• _TASK PROMPT_: What follows are records. Restate all of them word for word.

• _Dataset entries_:
++++
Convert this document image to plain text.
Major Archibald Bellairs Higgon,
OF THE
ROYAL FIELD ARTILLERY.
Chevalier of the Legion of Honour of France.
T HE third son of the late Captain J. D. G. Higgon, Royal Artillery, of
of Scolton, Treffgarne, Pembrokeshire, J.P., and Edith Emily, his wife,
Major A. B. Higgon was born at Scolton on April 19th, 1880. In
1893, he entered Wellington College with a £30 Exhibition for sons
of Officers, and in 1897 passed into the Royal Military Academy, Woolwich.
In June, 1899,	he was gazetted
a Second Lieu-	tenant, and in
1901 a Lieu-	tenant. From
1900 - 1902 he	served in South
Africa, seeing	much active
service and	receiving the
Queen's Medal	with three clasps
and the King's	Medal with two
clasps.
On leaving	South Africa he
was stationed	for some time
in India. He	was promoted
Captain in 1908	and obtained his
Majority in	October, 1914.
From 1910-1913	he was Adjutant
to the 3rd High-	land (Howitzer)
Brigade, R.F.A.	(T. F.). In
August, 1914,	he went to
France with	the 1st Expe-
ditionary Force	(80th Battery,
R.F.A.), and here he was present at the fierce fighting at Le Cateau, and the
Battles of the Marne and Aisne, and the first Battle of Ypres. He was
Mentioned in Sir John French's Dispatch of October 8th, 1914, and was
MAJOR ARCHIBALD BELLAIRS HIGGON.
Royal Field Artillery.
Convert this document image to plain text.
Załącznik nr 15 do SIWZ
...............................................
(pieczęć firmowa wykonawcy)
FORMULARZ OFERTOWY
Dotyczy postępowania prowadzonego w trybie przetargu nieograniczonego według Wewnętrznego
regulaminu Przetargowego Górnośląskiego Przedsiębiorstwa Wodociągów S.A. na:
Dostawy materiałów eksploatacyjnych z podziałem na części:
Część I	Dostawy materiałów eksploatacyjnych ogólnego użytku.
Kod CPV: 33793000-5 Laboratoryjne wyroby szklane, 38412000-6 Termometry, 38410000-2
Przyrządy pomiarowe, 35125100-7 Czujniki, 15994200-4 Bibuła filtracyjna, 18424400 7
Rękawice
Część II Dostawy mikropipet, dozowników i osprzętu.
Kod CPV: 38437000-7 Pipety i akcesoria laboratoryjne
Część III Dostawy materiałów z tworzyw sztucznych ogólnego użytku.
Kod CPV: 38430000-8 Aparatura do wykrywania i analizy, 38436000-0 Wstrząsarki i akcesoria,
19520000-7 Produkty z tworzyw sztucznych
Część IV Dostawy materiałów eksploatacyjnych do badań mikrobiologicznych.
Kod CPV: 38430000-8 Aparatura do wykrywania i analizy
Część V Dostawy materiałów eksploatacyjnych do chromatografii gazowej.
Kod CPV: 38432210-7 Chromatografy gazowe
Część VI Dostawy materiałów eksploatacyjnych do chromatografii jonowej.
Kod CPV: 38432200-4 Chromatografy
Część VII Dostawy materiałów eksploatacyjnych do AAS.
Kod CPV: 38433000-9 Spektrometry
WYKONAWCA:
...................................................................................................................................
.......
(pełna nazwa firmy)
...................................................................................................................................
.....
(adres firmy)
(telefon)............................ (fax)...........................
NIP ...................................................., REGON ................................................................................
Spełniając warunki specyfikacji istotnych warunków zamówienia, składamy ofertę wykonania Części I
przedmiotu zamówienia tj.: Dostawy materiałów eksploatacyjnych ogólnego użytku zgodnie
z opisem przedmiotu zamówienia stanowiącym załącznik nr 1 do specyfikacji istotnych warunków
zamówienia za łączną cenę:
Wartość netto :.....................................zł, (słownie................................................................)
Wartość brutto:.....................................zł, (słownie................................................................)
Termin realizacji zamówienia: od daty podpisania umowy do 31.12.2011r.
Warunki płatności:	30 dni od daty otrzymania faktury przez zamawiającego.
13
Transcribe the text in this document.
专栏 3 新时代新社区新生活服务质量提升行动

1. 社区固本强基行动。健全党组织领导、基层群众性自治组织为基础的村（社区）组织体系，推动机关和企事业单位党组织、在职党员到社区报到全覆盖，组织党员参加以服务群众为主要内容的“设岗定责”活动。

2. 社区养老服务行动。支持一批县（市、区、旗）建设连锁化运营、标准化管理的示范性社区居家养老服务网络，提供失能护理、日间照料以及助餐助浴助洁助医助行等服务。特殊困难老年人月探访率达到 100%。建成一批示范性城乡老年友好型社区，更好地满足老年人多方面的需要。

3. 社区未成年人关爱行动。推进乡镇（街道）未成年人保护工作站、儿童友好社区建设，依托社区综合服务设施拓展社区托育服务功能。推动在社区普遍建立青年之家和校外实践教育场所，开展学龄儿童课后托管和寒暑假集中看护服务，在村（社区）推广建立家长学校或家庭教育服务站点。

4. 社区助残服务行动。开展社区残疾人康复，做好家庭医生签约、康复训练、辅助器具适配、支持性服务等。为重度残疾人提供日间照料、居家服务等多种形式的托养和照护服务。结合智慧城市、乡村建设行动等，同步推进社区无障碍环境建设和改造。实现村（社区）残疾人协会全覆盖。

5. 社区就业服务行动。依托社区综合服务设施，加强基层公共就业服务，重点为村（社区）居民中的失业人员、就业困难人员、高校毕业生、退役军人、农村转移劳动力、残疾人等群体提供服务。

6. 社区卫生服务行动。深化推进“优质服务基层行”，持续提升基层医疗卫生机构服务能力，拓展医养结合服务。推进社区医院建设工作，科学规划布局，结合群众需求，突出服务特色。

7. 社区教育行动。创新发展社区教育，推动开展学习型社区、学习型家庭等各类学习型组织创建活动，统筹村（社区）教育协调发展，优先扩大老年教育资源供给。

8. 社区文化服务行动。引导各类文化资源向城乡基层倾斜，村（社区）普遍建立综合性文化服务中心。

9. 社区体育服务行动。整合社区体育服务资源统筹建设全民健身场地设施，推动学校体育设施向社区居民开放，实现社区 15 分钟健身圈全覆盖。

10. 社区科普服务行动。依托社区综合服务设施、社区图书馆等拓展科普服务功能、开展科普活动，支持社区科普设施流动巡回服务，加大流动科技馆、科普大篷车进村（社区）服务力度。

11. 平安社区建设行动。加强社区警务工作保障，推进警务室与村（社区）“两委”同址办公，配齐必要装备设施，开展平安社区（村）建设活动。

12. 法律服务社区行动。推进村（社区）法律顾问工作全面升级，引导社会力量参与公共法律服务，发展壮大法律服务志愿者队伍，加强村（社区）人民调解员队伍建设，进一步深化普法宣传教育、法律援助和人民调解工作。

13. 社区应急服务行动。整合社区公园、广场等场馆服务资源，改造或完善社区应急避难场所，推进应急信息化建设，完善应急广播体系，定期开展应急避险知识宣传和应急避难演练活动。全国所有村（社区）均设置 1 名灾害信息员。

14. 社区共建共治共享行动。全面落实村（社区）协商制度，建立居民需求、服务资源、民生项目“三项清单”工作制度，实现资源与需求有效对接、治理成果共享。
++++
• _WRITTEN RESPONSE_:
Convert this document image to plain text.
Major Archibald Bellairs Higgon,
OF THE
ROYAL FIELD ARTILLERY.
Chevalier of the Legion of Honour of France.
T HE third son of the late Captain J. D. G. Higgon, Royal Artillery, of
of Scolton, Treffgarne, Pembrokeshire, J.P., and Edith Emily, his wife,
Major A. B. Higgon was born at Scolton on April 19th, 1880. In
1893, he entered Wellington College with a £30 Exhibition for sons
of Officers, and in 1897 passed into the Royal Military Academy, Woolwich.
In June, 1899,	he was gazetted
a Second Lieu-	tenant, and in
1901 a Lieu-	tenant. From
1900 - 1902 he	served in South
Africa, seeing	much active
service and	receiving the
Queen's Medal	with three clasps
and the King's	Medal with two
clasps.
On leaving	South Africa he
was stationed	for some time
in India. He	was promoted
Captain in 1908	and obtained his
Majority in	October, 1914.
From 1910-1913	he was Adjutant
to the 3rd High-	land (Howitzer)
Brigade, R.F.A.	(T. F.). In
August, 1914,	he went to
France with	the 1st Expe-
ditionary Force	(80th Battery,
R.F.A.), and here he was present at the fierce fighting at Le Cateau, and the
Battles of the Marne and Aisne, and the first Battle of Ypres. He was
Mentioned in Sir John French's Dispatch of October 8th, 1914, and was
MAJOR ARCHIBALD BELLAIRS HIGGON.
Royal Field Artillery.
Convert this document image to plain text.
Załącznik nr 15 do SIWZ
...............................................
(pieczęć firmowa wykonawcy)
FORMULARZ OFERTOWY
Dotyczy postępowania prowadzonego w trybie przetargu nieograniczonego według Wewnętrznego
regulaminu Przetargowego Górnośląskiego Przedsiębiorstwa Wodociągów S.A. na:
Dostawy materiałów eksploatacyjnych z podziałem na części:
Część I	Dostawy materiałów eksploatacyjnych ogólnego użytku.
Kod CPV: 33793000-5 Laboratoryjne wyroby szklane, 38412000-6 Termometry, 38410000-2
Przyrządy pomiarowe, 35125100-7 Czujniki, 15994200-4 Bibuła filtracyjna, 18424400 7
Rękawice
Część II Dostawy mikropipet, dozowników i osprzętu.
Kod CPV: 38437000-7 Pipety i akcesoria laboratoryjne
Część III Dostawy materiałów z tworzyw sztucznych ogólnego użytku.
Kod CPV: 38430000-8 Aparatura do wykrywania i analizy, 38436000-0 Wstrząsarki i akcesoria,
19520000-7 Produkty z tworzyw sztucznych
Część IV Dostawy materiałów eksploatacyjnych do badań mikrobiologicznych.
Kod CPV: 38430000-8 Aparatura do wykrywania i analizy
Część V Dostawy materiałów eksploatacyjnych do chromatografii gazowej.
Kod CPV: 38432210-7 Chromatografy gazowe
Część VI Dostawy materiałów eksploatacyjnych do chromatografii jonowej.
Kod CPV: 38432200-4 Chromatografy
Część VII Dostawy materiałów eksploatacyjnych do AAS.
Kod CPV: 38433000-9 Spektrometry
WYKONAWCA:
...................................................................................................................................
.......
(pełna nazwa firmy)
...................................................................................................................................
.....
(adres firmy)
(telefon)............................ (fax)...........................
NIP ...................................................., REGON ................................................................................
Spełniając warunki specyfikacji istotnych warunków zamówienia, składamy ofertę wykonania Części I
przedmiotu zamówienia tj.: Dostawy materiałów eksploatacyjnych ogólnego użytku zgodnie
z opisem przedmiotu zamówienia stanowiącym załącznik nr 1 do specyfikacji istotnych warunków
zamówienia za łączną cenę:
Wartość netto :.....................................zł, (słownie................................................................)
Wartość brutto:.....................................zł, (słownie................................................................)
Termin realizacji zamówienia: od daty podpisania umowy do 31.12.2011r.
Warunki płatności:	30 dni od daty otrzymania faktury przez zamawiającego.
13
Transcribe the text in this document.
专栏 3 新时代新社区新生活服务质量提升行动

1. 社区固本强基行动。健全党组织领导、基层群众性自治组织为基础的村（社区）组织体系，推动机关和企事业单位党组织、在职党员到社区报到全覆盖，组织党员参加以服务群众为主要内容的“设岗定责”活动。

2. 社区养老服务行动。支持一批县（市、区、旗）建设连锁化运营、标准化管理的示范性社区居家养老服务网络，提供失能护理、日间照料以及助餐助浴助洁助医助行等服务。特殊困难老年人月探访率达到 100%。建成一批示范性城乡老年友好型社区，更好地满足老年人多方面的需要。

3. 社区未成年人关爱行动。推进乡镇（街道）未成年人保护工作站、儿童友好社区建设，依托社区综合服务设施拓展社区托育服务功能。推动在社区普遍建立青年之家和校外实践教育场所，开展学龄儿童课后托管和寒暑假集中看护服务，在村（社区）推广建立家长学校或家庭教育服务站点。

4. 社区助残服务行动。开展社区残疾人康复，做好家庭医生签约、康复训练、辅助器具适配、支持性服务等。为重度残疾人提供日间照料、居家服务等多种形式的托养和照护服务。结合智慧城市、乡村建设行动等，同步推进社区无障碍环境建设和改造。实现村（社区）残疾人协会全覆盖。

5. 社区就业服务行动。依托社区综合服务设施，加强基层公共就业服务，重点为村（社区）居民中的失业人员、就业困难人员、高校毕业生、退役军人、农村转移劳动力、残疾人等群体提供服务。

6. 社区卫生服务行动。深化推进“优质服务基层行”，持续提升基层医疗卫生机构服务能力，拓展医养结合服务。推进社区医院建设工作，科学规划布局，结合群众需求，突出服务特色。

7. 社区教育行动。创新发展社区教育，推动开展学习型社区、学习型家庭等各类学习型组织创建活动，统筹村（社区）教育协调发展，优先扩大老年教育资源供给。

8. 社区文化服务行动。引导各类文化资源向城乡基层倾斜，村（社区）普遍建立综合性文化服务中心。

9. 社区体育服务行动。整合社区体育服务资源统筹建设全民健身场地设施，推动学校体育设施向社区居民开放，实现社区 15 分钟健身圈全覆盖。

10. 社区科普服务行动。依托社区综合服务设施、社区图书馆等拓展科普服务功能、开展科普活动，支持社区科普设施流动巡回服务，加大流动科技馆、科普大篷车进村（社区）服务力度。

11. 平安社区建设行动。加强社区警务工作保障，推进警务室与村（社区）“两委”同址办公，配齐必要装备设施，开展平安社区（村）建设活动。

12. 法律服务社区行动。推进村（社区）法律顾问工作全面升级，引导社会力量参与公共法律服务，发展壮大法律服务志愿者队伍，加强村（社区）人民调解员队伍建设，进一步深化普法宣传教育、法律援助和人民调解工作。

13. 社区应急服务行动。整合社区公园、广场等场馆服务资源，改造或完善社区应急避难场所，推进应急信息化建设，完善应急广播体系，定期开展应急避险知识宣传和应急避难演练活动。全国所有村（社区）均设置 1 名灾害信息员。

14. 社区共建共治共享行动。全面落实村（社区）协商制度，建立居民需求、服务资源、民生项目“三项清单”工作制度，实现资源与需求有效对接、治理成果共享。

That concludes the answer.